------ Data entries

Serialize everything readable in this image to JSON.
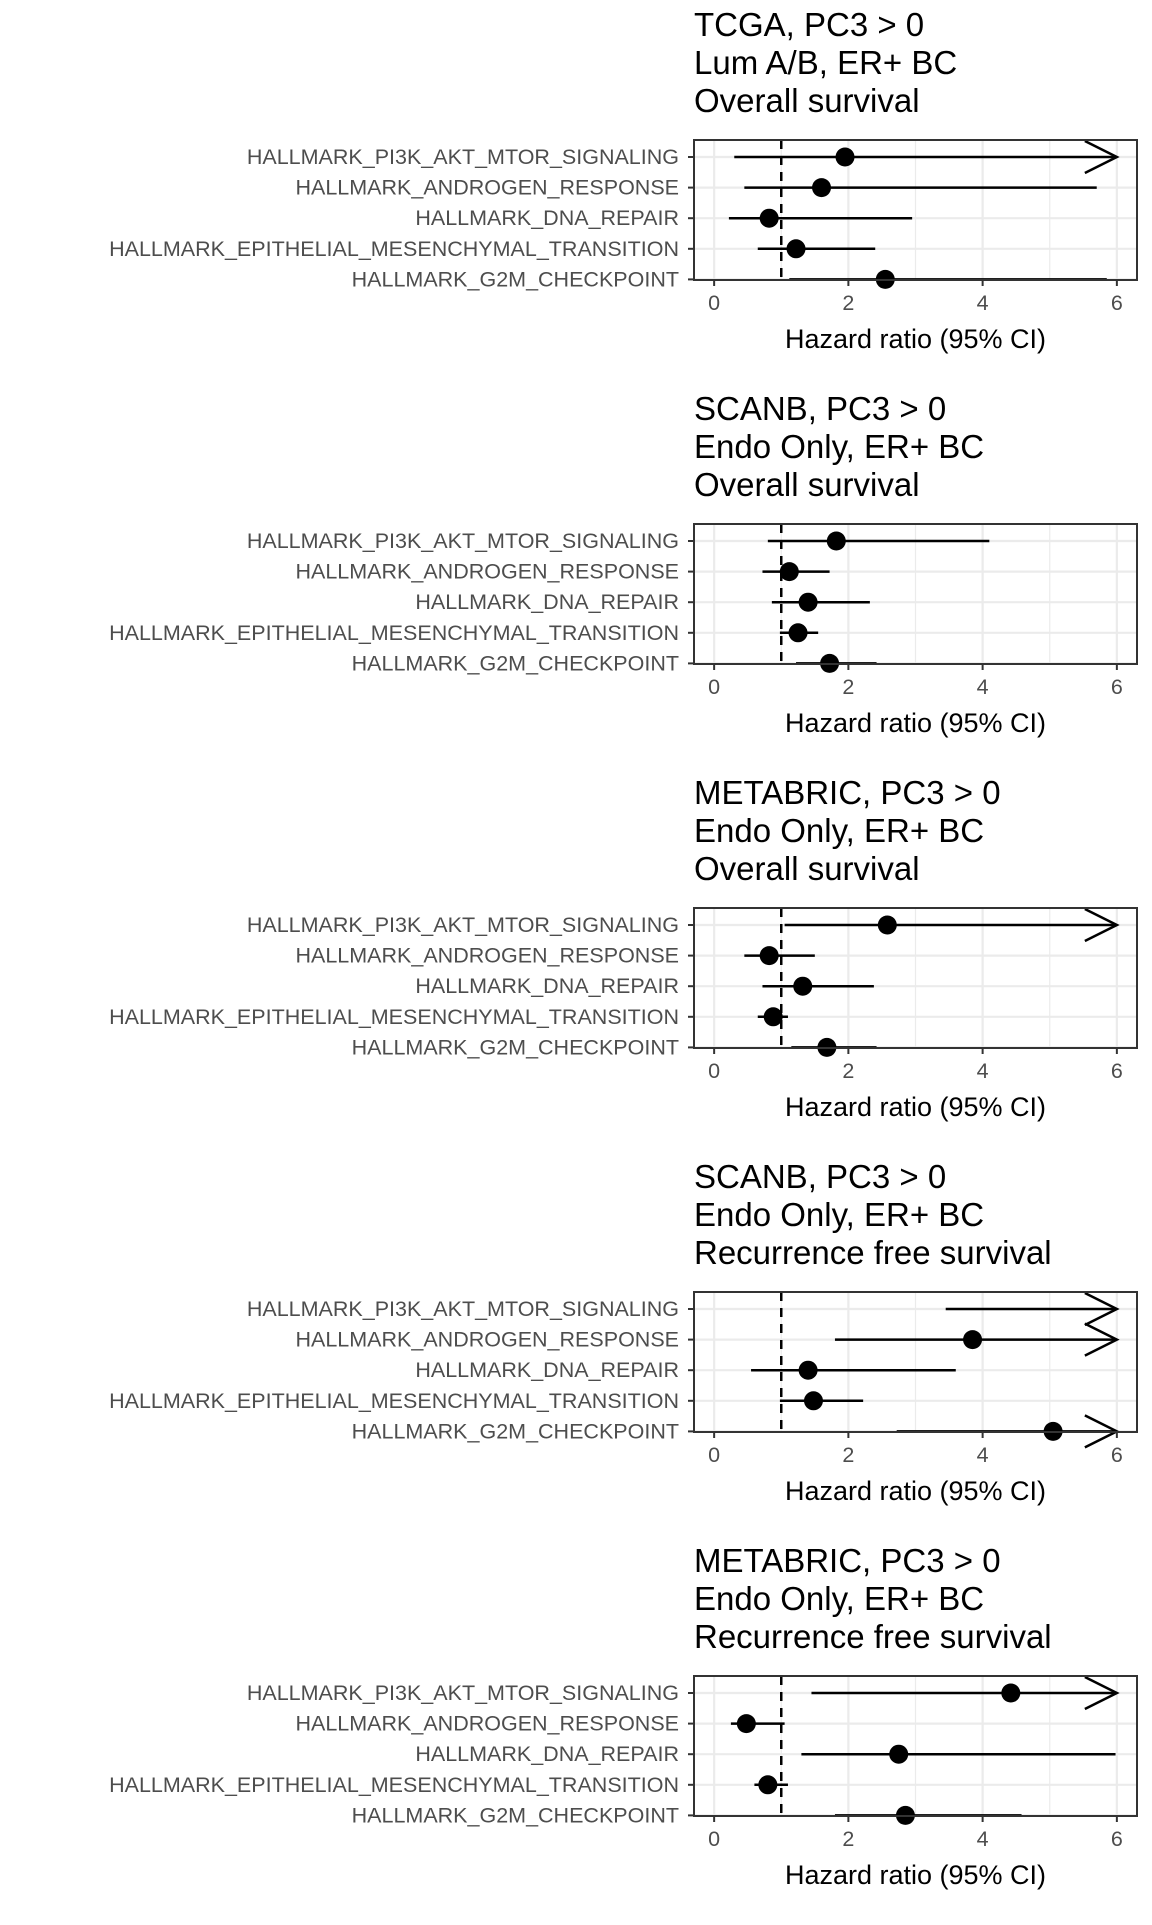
{
  "chart_data": [
    {
      "type": "forest",
      "title_lines": [
        "TCGA, PC3 > 0",
        "Lum A/B, ER+ BC",
        "Overall survival"
      ],
      "categories": [
        "HALLMARK_PI3K_AKT_MTOR_SIGNALING",
        "HALLMARK_ANDROGEN_RESPONSE",
        "HALLMARK_DNA_REPAIR",
        "HALLMARK_EPITHELIAL_MESENCHYMAL_TRANSITION",
        "HALLMARK_G2M_CHECKPOINT"
      ],
      "hr": [
        1.95,
        1.6,
        0.82,
        1.22,
        2.55
      ],
      "lower": [
        0.3,
        0.45,
        0.22,
        0.65,
        1.12
      ],
      "upper": [
        6.0,
        5.7,
        2.95,
        2.4,
        5.85
      ],
      "truncated_upper": [
        true,
        false,
        false,
        false,
        false
      ],
      "xlabel": "Hazard ratio (95% CI)",
      "xticks": [
        0,
        2,
        4,
        6
      ],
      "xlim": [
        -0.3,
        6.3
      ],
      "reference_line": 1
    },
    {
      "type": "forest",
      "title_lines": [
        "SCANB, PC3 > 0",
        "Endo Only, ER+ BC",
        "Overall survival"
      ],
      "categories": [
        "HALLMARK_PI3K_AKT_MTOR_SIGNALING",
        "HALLMARK_ANDROGEN_RESPONSE",
        "HALLMARK_DNA_REPAIR",
        "HALLMARK_EPITHELIAL_MESENCHYMAL_TRANSITION",
        "HALLMARK_G2M_CHECKPOINT"
      ],
      "hr": [
        1.82,
        1.12,
        1.4,
        1.25,
        1.72
      ],
      "lower": [
        0.8,
        0.72,
        0.86,
        0.98,
        1.22
      ],
      "upper": [
        4.1,
        1.72,
        2.32,
        1.55,
        2.42
      ],
      "truncated_upper": [
        false,
        false,
        false,
        false,
        false
      ],
      "xlabel": "Hazard ratio (95% CI)",
      "xticks": [
        0,
        2,
        4,
        6
      ],
      "xlim": [
        -0.3,
        6.3
      ],
      "reference_line": 1
    },
    {
      "type": "forest",
      "title_lines": [
        "METABRIC, PC3 > 0",
        "Endo Only, ER+ BC",
        "Overall survival"
      ],
      "categories": [
        "HALLMARK_PI3K_AKT_MTOR_SIGNALING",
        "HALLMARK_ANDROGEN_RESPONSE",
        "HALLMARK_DNA_REPAIR",
        "HALLMARK_EPITHELIAL_MESENCHYMAL_TRANSITION",
        "HALLMARK_G2M_CHECKPOINT"
      ],
      "hr": [
        2.58,
        0.82,
        1.32,
        0.88,
        1.68
      ],
      "lower": [
        1.05,
        0.45,
        0.72,
        0.65,
        1.15
      ],
      "upper": [
        6.0,
        1.5,
        2.38,
        1.1,
        2.42
      ],
      "truncated_upper": [
        true,
        false,
        false,
        false,
        false
      ],
      "xlabel": "Hazard ratio (95% CI)",
      "xticks": [
        0,
        2,
        4,
        6
      ],
      "xlim": [
        -0.3,
        6.3
      ],
      "reference_line": 1
    },
    {
      "type": "forest",
      "title_lines": [
        "SCANB, PC3 > 0",
        "Endo Only, ER+ BC",
        "Recurrence free survival"
      ],
      "categories": [
        "HALLMARK_PI3K_AKT_MTOR_SIGNALING",
        "HALLMARK_ANDROGEN_RESPONSE",
        "HALLMARK_DNA_REPAIR",
        "HALLMARK_EPITHELIAL_MESENCHYMAL_TRANSITION",
        "HALLMARK_G2M_CHECKPOINT"
      ],
      "hr": [
        null,
        3.85,
        1.4,
        1.48,
        5.05
      ],
      "lower": [
        3.45,
        1.8,
        0.55,
        0.98,
        2.72
      ],
      "upper": [
        6.0,
        6.0,
        3.6,
        2.22,
        6.0
      ],
      "truncated_upper": [
        true,
        true,
        false,
        false,
        true
      ],
      "xlabel": "Hazard ratio (95% CI)",
      "xticks": [
        0,
        2,
        4,
        6
      ],
      "xlim": [
        -0.3,
        6.3
      ],
      "reference_line": 1
    },
    {
      "type": "forest",
      "title_lines": [
        "METABRIC, PC3 > 0",
        "Endo Only, ER+ BC",
        "Recurrence free survival"
      ],
      "categories": [
        "HALLMARK_PI3K_AKT_MTOR_SIGNALING",
        "HALLMARK_ANDROGEN_RESPONSE",
        "HALLMARK_DNA_REPAIR",
        "HALLMARK_EPITHELIAL_MESENCHYMAL_TRANSITION",
        "HALLMARK_G2M_CHECKPOINT"
      ],
      "hr": [
        4.42,
        0.48,
        2.75,
        0.8,
        2.85
      ],
      "lower": [
        1.45,
        0.25,
        1.3,
        0.6,
        1.8
      ],
      "upper": [
        6.0,
        1.05,
        5.98,
        1.1,
        4.58
      ],
      "truncated_upper": [
        true,
        false,
        false,
        false,
        false
      ],
      "xlabel": "Hazard ratio (95% CI)",
      "xticks": [
        0,
        2,
        4,
        6
      ],
      "xlim": [
        -0.3,
        6.3
      ],
      "reference_line": 1
    }
  ],
  "colors": {
    "panel_border": "#333333",
    "grid": "#ebebeb",
    "mark": "#000000",
    "axis_text": "#4d4d4d",
    "title_text": "#000000"
  }
}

------------

Task instructions: The data above needs to be retyped exactly, with the images left out.

Completed task:
Serialize everything readable in this image to JSON.
{
  "chart_data": [
    {
      "type": "forest",
      "title_lines": [
        "TCGA, PC3 > 0",
        "Lum A/B, ER+ BC",
        "Overall survival"
      ],
      "categories": [
        "HALLMARK_PI3K_AKT_MTOR_SIGNALING",
        "HALLMARK_ANDROGEN_RESPONSE",
        "HALLMARK_DNA_REPAIR",
        "HALLMARK_EPITHELIAL_MESENCHYMAL_TRANSITION",
        "HALLMARK_G2M_CHECKPOINT"
      ],
      "hr": [
        1.95,
        1.6,
        0.82,
        1.22,
        2.55
      ],
      "lower": [
        0.3,
        0.45,
        0.22,
        0.65,
        1.12
      ],
      "upper": [
        6.0,
        5.7,
        2.95,
        2.4,
        5.85
      ],
      "truncated_upper": [
        true,
        false,
        false,
        false,
        false
      ],
      "xlabel": "Hazard ratio (95% CI)",
      "xticks": [
        0,
        2,
        4,
        6
      ],
      "xlim": [
        -0.3,
        6.3
      ],
      "reference_line": 1
    },
    {
      "type": "forest",
      "title_lines": [
        "SCANB, PC3 > 0",
        "Endo Only, ER+ BC",
        "Overall survival"
      ],
      "categories": [
        "HALLMARK_PI3K_AKT_MTOR_SIGNALING",
        "HALLMARK_ANDROGEN_RESPONSE",
        "HALLMARK_DNA_REPAIR",
        "HALLMARK_EPITHELIAL_MESENCHYMAL_TRANSITION",
        "HALLMARK_G2M_CHECKPOINT"
      ],
      "hr": [
        1.82,
        1.12,
        1.4,
        1.25,
        1.72
      ],
      "lower": [
        0.8,
        0.72,
        0.86,
        0.98,
        1.22
      ],
      "upper": [
        4.1,
        1.72,
        2.32,
        1.55,
        2.42
      ],
      "truncated_upper": [
        false,
        false,
        false,
        false,
        false
      ],
      "xlabel": "Hazard ratio (95% CI)",
      "xticks": [
        0,
        2,
        4,
        6
      ],
      "xlim": [
        -0.3,
        6.3
      ],
      "reference_line": 1
    },
    {
      "type": "forest",
      "title_lines": [
        "METABRIC, PC3 > 0",
        "Endo Only, ER+ BC",
        "Overall survival"
      ],
      "categories": [
        "HALLMARK_PI3K_AKT_MTOR_SIGNALING",
        "HALLMARK_ANDROGEN_RESPONSE",
        "HALLMARK_DNA_REPAIR",
        "HALLMARK_EPITHELIAL_MESENCHYMAL_TRANSITION",
        "HALLMARK_G2M_CHECKPOINT"
      ],
      "hr": [
        2.58,
        0.82,
        1.32,
        0.88,
        1.68
      ],
      "lower": [
        1.05,
        0.45,
        0.72,
        0.65,
        1.15
      ],
      "upper": [
        6.0,
        1.5,
        2.38,
        1.1,
        2.42
      ],
      "truncated_upper": [
        true,
        false,
        false,
        false,
        false
      ],
      "xlabel": "Hazard ratio (95% CI)",
      "xticks": [
        0,
        2,
        4,
        6
      ],
      "xlim": [
        -0.3,
        6.3
      ],
      "reference_line": 1
    },
    {
      "type": "forest",
      "title_lines": [
        "SCANB, PC3 > 0",
        "Endo Only, ER+ BC",
        "Recurrence free survival"
      ],
      "categories": [
        "HALLMARK_PI3K_AKT_MTOR_SIGNALING",
        "HALLMARK_ANDROGEN_RESPONSE",
        "HALLMARK_DNA_REPAIR",
        "HALLMARK_EPITHELIAL_MESENCHYMAL_TRANSITION",
        "HALLMARK_G2M_CHECKPOINT"
      ],
      "hr": [
        null,
        3.85,
        1.4,
        1.48,
        5.05
      ],
      "lower": [
        3.45,
        1.8,
        0.55,
        0.98,
        2.72
      ],
      "upper": [
        6.0,
        6.0,
        3.6,
        2.22,
        6.0
      ],
      "truncated_upper": [
        true,
        true,
        false,
        false,
        true
      ],
      "xlabel": "Hazard ratio (95% CI)",
      "xticks": [
        0,
        2,
        4,
        6
      ],
      "xlim": [
        -0.3,
        6.3
      ],
      "reference_line": 1
    },
    {
      "type": "forest",
      "title_lines": [
        "METABRIC, PC3 > 0",
        "Endo Only, ER+ BC",
        "Recurrence free survival"
      ],
      "categories": [
        "HALLMARK_PI3K_AKT_MTOR_SIGNALING",
        "HALLMARK_ANDROGEN_RESPONSE",
        "HALLMARK_DNA_REPAIR",
        "HALLMARK_EPITHELIAL_MESENCHYMAL_TRANSITION",
        "HALLMARK_G2M_CHECKPOINT"
      ],
      "hr": [
        4.42,
        0.48,
        2.75,
        0.8,
        2.85
      ],
      "lower": [
        1.45,
        0.25,
        1.3,
        0.6,
        1.8
      ],
      "upper": [
        6.0,
        1.05,
        5.98,
        1.1,
        4.58
      ],
      "truncated_upper": [
        true,
        false,
        false,
        false,
        false
      ],
      "xlabel": "Hazard ratio (95% CI)",
      "xticks": [
        0,
        2,
        4,
        6
      ],
      "xlim": [
        -0.3,
        6.3
      ],
      "reference_line": 1
    }
  ],
  "colors": {
    "panel_border": "#333333",
    "grid": "#ebebeb",
    "mark": "#000000",
    "axis_text": "#4d4d4d",
    "title_text": "#000000"
  }
}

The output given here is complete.